[Work instructions] Exclude any images and output the remaining records exactly.

-- Begin Material for this task --

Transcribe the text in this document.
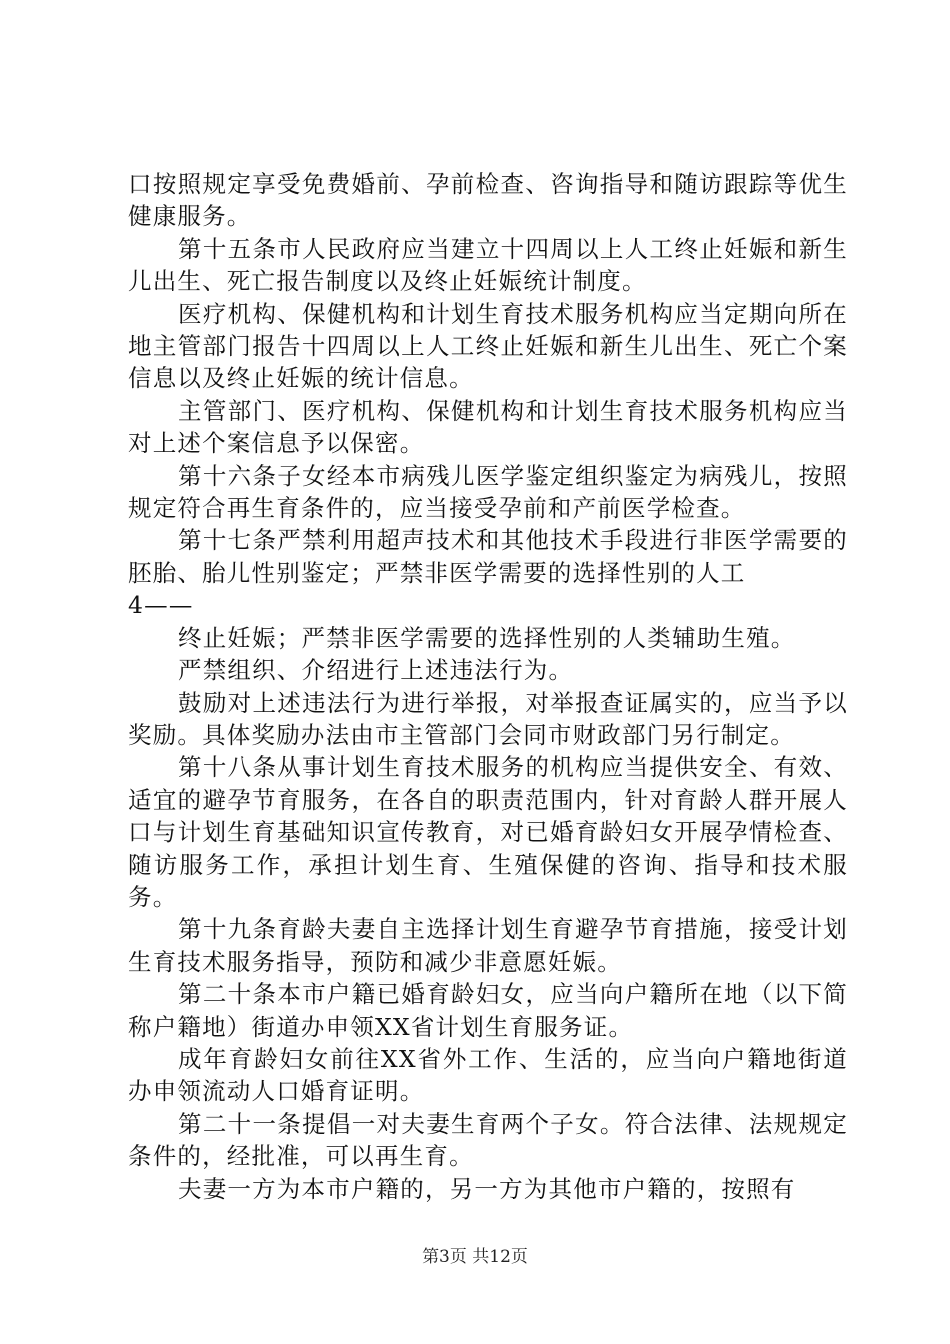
口按照规定享受免费婚前、孕前检查、咨询指导和随访跟踪等优生健康服务。

第十五条市人民政府应当建立十四周以上人工终止妊娠和新生儿出生、死亡报告制度以及终止妊娠统计制度。

医疗机构、保健机构和计划生育技术服务机构应当定期向所在地主管部门报告十四周以上人工终止妊娠和新生儿出生、死亡个案信息以及终止妊娠的统计信息。

主管部门、医疗机构、保健机构和计划生育技术服务机构应当对上述个案信息予以保密。

第十六条子女经本市病残儿医学鉴定组织鉴定为病残儿，按照规定符合再生育条件的，应当接受孕前和产前医学检查。

第十七条严禁利用超声技术和其他技术手段进行非医学需要的胚胎、胎儿性别鉴定；严禁非医学需要的选择性别的人工

4——

终止妊娠；严禁非医学需要的选择性别的人类辅助生殖。

严禁组织、介绍进行上述违法行为。

鼓励对上述违法行为进行举报，对举报查证属实的，应当予以奖励。具体奖励办法由市主管部门会同市财政部门另行制定。

第十八条从事计划生育技术服务的机构应当提供安全、有效、适宜的避孕节育服务，在各自的职责范围内，针对育龄人群开展人口与计划生育基础知识宣传教育，对已婚育龄妇女开展孕情检查、随访服务工作，承担计划生育、生殖保健的咨询、指导和技术服务。

第十九条育龄夫妻自主选择计划生育避孕节育措施，接受计划生育技术服务指导，预防和减少非意愿妊娠。

第二十条本市户籍已婚育龄妇女，应当向户籍所在地（以下简称户籍地）街道办申领XX省计划生育服务证。

成年育龄妇女前往XX省外工作、生活的，应当向户籍地街道办申领流动人口婚育证明。

第二十一条提倡一对夫妻生育两个子女。符合法律、法规规定条件的，经批准，可以再生育。

夫妻一方为本市户籍的，另一方为其他市户籍的，按照有

第3页 共12页
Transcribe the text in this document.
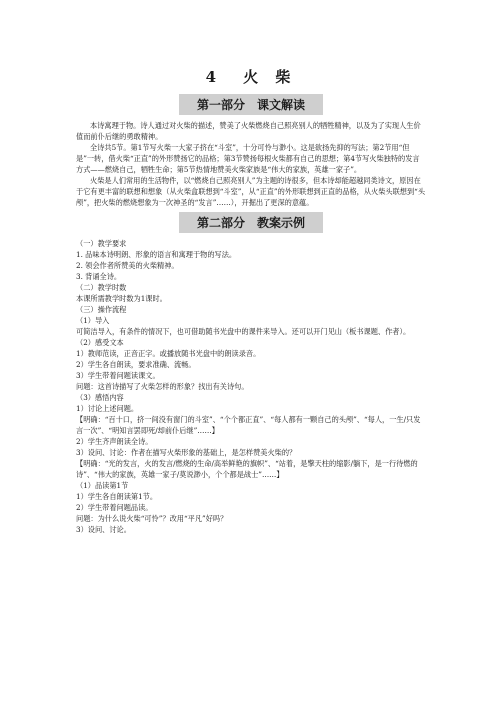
4　火 柴
第一部分　课文解读

本诗寓理于物。诗人通过对火柴的描述，赞美了火柴燃烧自己照亮别人的牺牲精神，以及为了实现人生价值而前仆后继的勇敢精神。

全诗共5节。第1节写火柴一大家子挤在“斗室”，十分可怜与渺小。这是欲扬先抑的写法；第2节用“但是”一转，借火柴“正直”的外形赞扬它的品格；第3节赞扬每根火柴都有自己的思想；第4节写火柴独特的发言方式——燃烧自己，牺牲生命；第5节热情地赞美火柴家族是“伟大的家族，英雄一家子”。

火柴是人们常用的生活物件，以“燃烧自己照亮别人”为主题的诗很多，但本诗却能超越同类诗文，原因在于它有更丰富的联想和想象（从火柴盒联想到“斗室”，从“正直”的外形联想到正直的品格，从火柴头联想到“头颅”，把火柴的燃烧想象为一次神圣的“发言”……），开掘出了更深的意蕴。

第二部分　教案示例
（一）教学要求
1. 品味本诗明朗、形象的语言和寓理于物的写法。
2. 领会作者所赞美的火柴精神。
3. 背诵全诗。
（二）教学时数
本课所需教学时数为1课时。
（三）操作流程
（1）导入
可简洁导入，有条件的情况下，也可借助随书光盘中的课件来导入。还可以开门见山（板书课题、作者）。
（2）感受文本
1）教师范读，正音正字。或播放随书光盘中的朗读录音。
2）学生各自朗读，要求准确、流畅。
3）学生带着问题读课文。
问题：这首诗描写了火柴怎样的形象？找出有关诗句。
（3）感悟内容
1）讨论上述问题。
【明确：“百十口，挤一间没有窗门的斗室”、“个个都正直”、“每人都有一颗自己的头颅”、“每人，一生/只发言一次”、“明知言罢即死/却前仆后继”……】
2）学生齐声朗读全诗。
3）设问、讨论：作者在描写火柴形象的基础上，是怎样赞美火柴的？
【明确：“光的发言，火的发言/燃烧的生命/高举鲜艳的旗帜”、“站着，是擎天柱的缩影/躺下，是一行待燃的诗”、“伟大的家族，英雄一家子/莫说渺小，个个都是战士”……】
（1）品读第1节
1）学生各自朗读第1节。
2）学生带着问题品读。
问题：为什么说火柴“可怜”？改用“平凡”好吗？
3）设问、讨论。
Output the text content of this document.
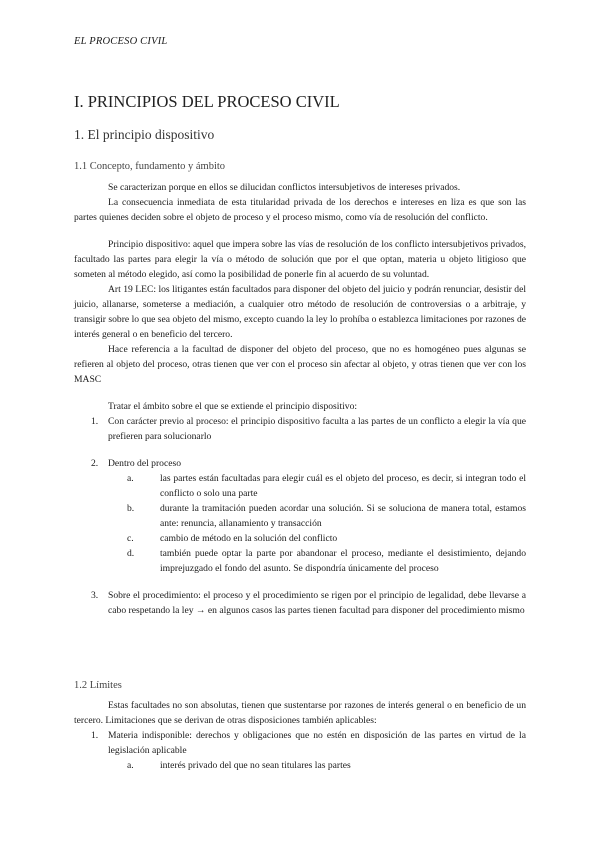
EL PROCESO CIVIL
I. PRINCIPIOS DEL PROCESO CIVIL
1. El principio dispositivo
1.1 Concepto, fundamento y ámbito

Se caracterizan porque en ellos se dilucidan conflictos intersubjetivos de intereses privados.

La consecuencia inmediata de esta titularidad privada de los derechos e intereses en liza es que son las partes quienes deciden sobre el objeto de proceso y el proceso mismo, como vía de resolución del conflicto.

Principio dispositivo: aquel que impera sobre las vías de resolución de los conflicto intersubjetivos privados, facultado las partes para elegir la vía o método de solución que por el que optan, materia u objeto litigioso que someten al método elegido, así como la posibilidad de ponerle fin al acuerdo de su voluntad.

Art 19 LEC: los litigantes están facultados para disponer del objeto del juicio y podrán renunciar, desistir del juicio, allanarse, someterse a mediación, a cualquier otro método de resolución de controversias o a arbitraje, y transigir sobre lo que sea objeto del mismo, excepto cuando la ley lo prohíba o establezca limitaciones por razones de interés general o en beneficio del tercero.

Hace referencia a la facultad de disponer del objeto del proceso, que no es homogéneo pues algunas se refieren al objeto del proceso, otras tienen que ver con el proceso sin afectar al objeto, y otras tienen que ver con los MASC

Tratar el ámbito sobre el que se extiende el principio dispositivo:

1. Con carácter previo al proceso: el principio dispositivo faculta a las partes de un conflicto a elegir la vía que prefieren para solucionarlo
2. Dentro del proceso
a.	las partes están facultadas para elegir cuál es el objeto del proceso, es decir, si integran todo el conflicto o solo una parte
b.	durante la tramitación pueden acordar una solución. Si se soluciona de manera total, estamos ante: renuncia, allanamiento y transacción
c.	cambio de método en la solución del conflicto
d.	también puede optar la parte por abandonar el proceso, mediante el desistimiento, dejando imprejuzgado el fondo del asunto. Se dispondría únicamente del proceso
3. Sobre el procedimiento: el proceso y el procedimiento se rigen por el principio de legalidad, debe llevarse a cabo respetando la ley → en algunos casos las partes tienen facultad para disponer del procedimiento mismo
1.2 Límites

Estas facultades no son absolutas, tienen que sustentarse por razones de interés general o en beneficio de un tercero. Limitaciones que se derivan de otras disposiciones también aplicables:

1. Materia indisponible: derechos y obligaciones que no estén en disposición de las partes en virtud de la legislación aplicable
a.	interés privado del que no sean titulares las partes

-- End Material for this task --

[Result for this task]
Transcribe the text in this document.
口按照规定享受免费婚前、孕前检查、咨询指导和随访跟踪等优生健康服务。

第十五条市人民政府应当建立十四周以上人工终止妊娠和新生儿出生、死亡报告制度以及终止妊娠统计制度。

医疗机构、保健机构和计划生育技术服务机构应当定期向所在地主管部门报告十四周以上人工终止妊娠和新生儿出生、死亡个案信息以及终止妊娠的统计信息。

主管部门、医疗机构、保健机构和计划生育技术服务机构应当对上述个案信息予以保密。

第十六条子女经本市病残儿医学鉴定组织鉴定为病残儿，按照规定符合再生育条件的，应当接受孕前和产前医学检查。

第十七条严禁利用超声技术和其他技术手段进行非医学需要的胚胎、胎儿性别鉴定；严禁非医学需要的选择性别的人工

4——

终止妊娠；严禁非医学需要的选择性别的人类辅助生殖。

严禁组织、介绍进行上述违法行为。

鼓励对上述违法行为进行举报，对举报查证属实的，应当予以奖励。具体奖励办法由市主管部门会同市财政部门另行制定。

第十八条从事计划生育技术服务的机构应当提供安全、有效、适宜的避孕节育服务，在各自的职责范围内，针对育龄人群开展人口与计划生育基础知识宣传教育，对已婚育龄妇女开展孕情检查、随访服务工作，承担计划生育、生殖保健的咨询、指导和技术服务。

第十九条育龄夫妻自主选择计划生育避孕节育措施，接受计划生育技术服务指导，预防和减少非意愿妊娠。

第二十条本市户籍已婚育龄妇女，应当向户籍所在地（以下简称户籍地）街道办申领XX省计划生育服务证。

成年育龄妇女前往XX省外工作、生活的，应当向户籍地街道办申领流动人口婚育证明。

第二十一条提倡一对夫妻生育两个子女。符合法律、法规规定条件的，经批准，可以再生育。

夫妻一方为本市户籍的，另一方为其他市户籍的，按照有

第3页 共12页
Transcribe the text in this document.
4　火 柴
第一部分　课文解读

本诗寓理于物。诗人通过对火柴的描述，赞美了火柴燃烧自己照亮别人的牺牲精神，以及为了实现人生价值而前仆后继的勇敢精神。

全诗共5节。第1节写火柴一大家子挤在“斗室”，十分可怜与渺小。这是欲扬先抑的写法；第2节用“但是”一转，借火柴“正直”的外形赞扬它的品格；第3节赞扬每根火柴都有自己的思想；第4节写火柴独特的发言方式——燃烧自己，牺牲生命；第5节热情地赞美火柴家族是“伟大的家族，英雄一家子”。

火柴是人们常用的生活物件，以“燃烧自己照亮别人”为主题的诗很多，但本诗却能超越同类诗文，原因在于它有更丰富的联想和想象（从火柴盒联想到“斗室”，从“正直”的外形联想到正直的品格，从火柴头联想到“头颅”，把火柴的燃烧想象为一次神圣的“发言”……），开掘出了更深的意蕴。

第二部分　教案示例
（一）教学要求
1. 品味本诗明朗、形象的语言和寓理于物的写法。
2. 领会作者所赞美的火柴精神。
3. 背诵全诗。
（二）教学时数
本课所需教学时数为1课时。
（三）操作流程
（1）导入
可简洁导入，有条件的情况下，也可借助随书光盘中的课件来导入。还可以开门见山（板书课题、作者）。
（2）感受文本
1）教师范读，正音正字。或播放随书光盘中的朗读录音。
2）学生各自朗读，要求准确、流畅。
3）学生带着问题读课文。
问题：这首诗描写了火柴怎样的形象？找出有关诗句。
（3）感悟内容
1）讨论上述问题。
【明确：“百十口，挤一间没有窗门的斗室”、“个个都正直”、“每人都有一颗自己的头颅”、“每人，一生/只发言一次”、“明知言罢即死/却前仆后继”……】
2）学生齐声朗读全诗。
3）设问、讨论：作者在描写火柴形象的基础上，是怎样赞美火柴的？
【明确：“光的发言，火的发言/燃烧的生命/高举鲜艳的旗帜”、“站着，是擎天柱的缩影/躺下，是一行待燃的诗”、“伟大的家族，英雄一家子/莫说渺小，个个都是战士”……】
（1）品读第1节
1）学生各自朗读第1节。
2）学生带着问题品读。
问题：为什么说火柴“可怜”？改用“平凡”好吗？
3）设问、讨论。
Output the text content of this document.
EL PROCESO CIVIL
I. PRINCIPIOS DEL PROCESO CIVIL
1. El principio dispositivo
1.1 Concepto, fundamento y ámbito

Se caracterizan porque en ellos se dilucidan conflictos intersubjetivos de intereses privados.

La consecuencia inmediata de esta titularidad privada de los derechos e intereses en liza es que son las partes quienes deciden sobre el objeto de proceso y el proceso mismo, como vía de resolución del conflicto.

Principio dispositivo: aquel que impera sobre las vías de resolución de los conflicto intersubjetivos privados, facultado las partes para elegir la vía o método de solución que por el que optan, materia u objeto litigioso que someten al método elegido, así como la posibilidad de ponerle fin al acuerdo de su voluntad.

Art 19 LEC: los litigantes están facultados para disponer del objeto del juicio y podrán renunciar, desistir del juicio, allanarse, someterse a mediación, a cualquier otro método de resolución de controversias o a arbitraje, y transigir sobre lo que sea objeto del mismo, excepto cuando la ley lo prohíba o establezca limitaciones por razones de interés general o en beneficio del tercero.

Hace referencia a la facultad de disponer del objeto del proceso, que no es homogéneo pues algunas se refieren al objeto del proceso, otras tienen que ver con el proceso sin afectar al objeto, y otras tienen que ver con los MASC

Tratar el ámbito sobre el que se extiende el principio dispositivo:

1. Con carácter previo al proceso: el principio dispositivo faculta a las partes de un conflicto a elegir la vía que prefieren para solucionarlo
2. Dentro del proceso
a.	las partes están facultadas para elegir cuál es el objeto del proceso, es decir, si integran todo el conflicto o solo una parte
b.	durante la tramitación pueden acordar una solución. Si se soluciona de manera total, estamos ante: renuncia, allanamiento y transacción
c.	cambio de método en la solución del conflicto
d.	también puede optar la parte por abandonar el proceso, mediante el desistimiento, dejando imprejuzgado el fondo del asunto. Se dispondría únicamente del proceso
3. Sobre el procedimiento: el proceso y el procedimiento se rigen por el principio de legalidad, debe llevarse a cabo respetando la ley → en algunos casos las partes tienen facultad para disponer del procedimiento mismo
1.2 Límites

Estas facultades no son absolutas, tienen que sustentarse por razones de interés general o en beneficio de un tercero. Limitaciones que se derivan de otras disposiciones también aplicables:

1. Materia indisponible: derechos y obligaciones que no estén en disposición de las partes en virtud de la legislación aplicable
a.	interés privado del que no sean titulares las partes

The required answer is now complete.